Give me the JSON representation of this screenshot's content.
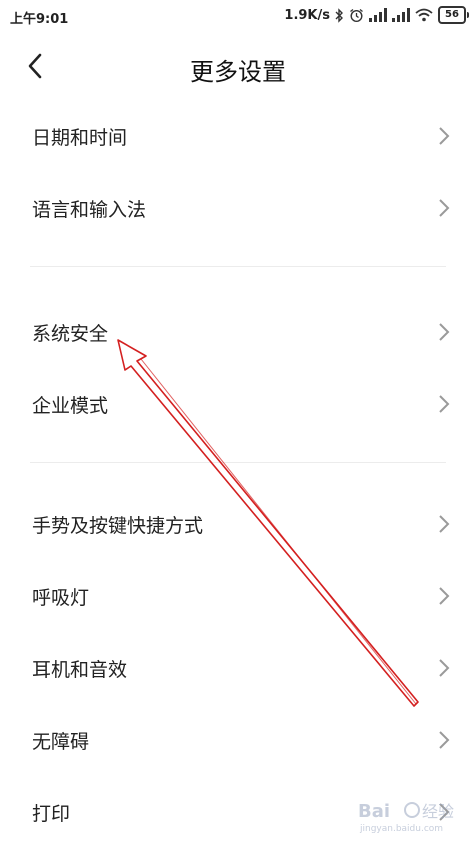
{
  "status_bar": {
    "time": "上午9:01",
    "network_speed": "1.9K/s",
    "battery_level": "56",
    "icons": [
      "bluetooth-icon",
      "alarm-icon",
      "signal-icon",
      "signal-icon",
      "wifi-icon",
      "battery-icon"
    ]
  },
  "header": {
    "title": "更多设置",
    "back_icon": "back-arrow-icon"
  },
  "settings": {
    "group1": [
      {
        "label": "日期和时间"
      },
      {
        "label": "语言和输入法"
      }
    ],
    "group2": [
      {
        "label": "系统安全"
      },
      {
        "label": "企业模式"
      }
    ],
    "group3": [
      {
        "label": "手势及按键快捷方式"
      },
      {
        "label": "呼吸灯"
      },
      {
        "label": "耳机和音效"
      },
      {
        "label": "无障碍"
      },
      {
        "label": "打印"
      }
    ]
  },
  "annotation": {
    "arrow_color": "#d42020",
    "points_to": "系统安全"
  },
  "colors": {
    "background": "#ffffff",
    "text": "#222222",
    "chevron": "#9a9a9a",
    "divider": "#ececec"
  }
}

→ To be done
Omit the pictures. Output every record above word for word.

→ Task response
Give me the JSON representation of this screenshot's content.
{
  "status_bar": {
    "time": "上午9:01",
    "network_speed": "1.9K/s",
    "battery_level": "56",
    "icons": [
      "bluetooth-icon",
      "alarm-icon",
      "signal-icon",
      "signal-icon",
      "wifi-icon",
      "battery-icon"
    ]
  },
  "header": {
    "title": "更多设置",
    "back_icon": "back-arrow-icon"
  },
  "settings": {
    "group1": [
      {
        "label": "日期和时间"
      },
      {
        "label": "语言和输入法"
      }
    ],
    "group2": [
      {
        "label": "系统安全"
      },
      {
        "label": "企业模式"
      }
    ],
    "group3": [
      {
        "label": "手势及按键快捷方式"
      },
      {
        "label": "呼吸灯"
      },
      {
        "label": "耳机和音效"
      },
      {
        "label": "无障碍"
      },
      {
        "label": "打印"
      }
    ]
  },
  "annotation": {
    "arrow_color": "#d42020",
    "points_to": "系统安全"
  },
  "colors": {
    "background": "#ffffff",
    "text": "#222222",
    "chevron": "#9a9a9a",
    "divider": "#ececec"
  }
}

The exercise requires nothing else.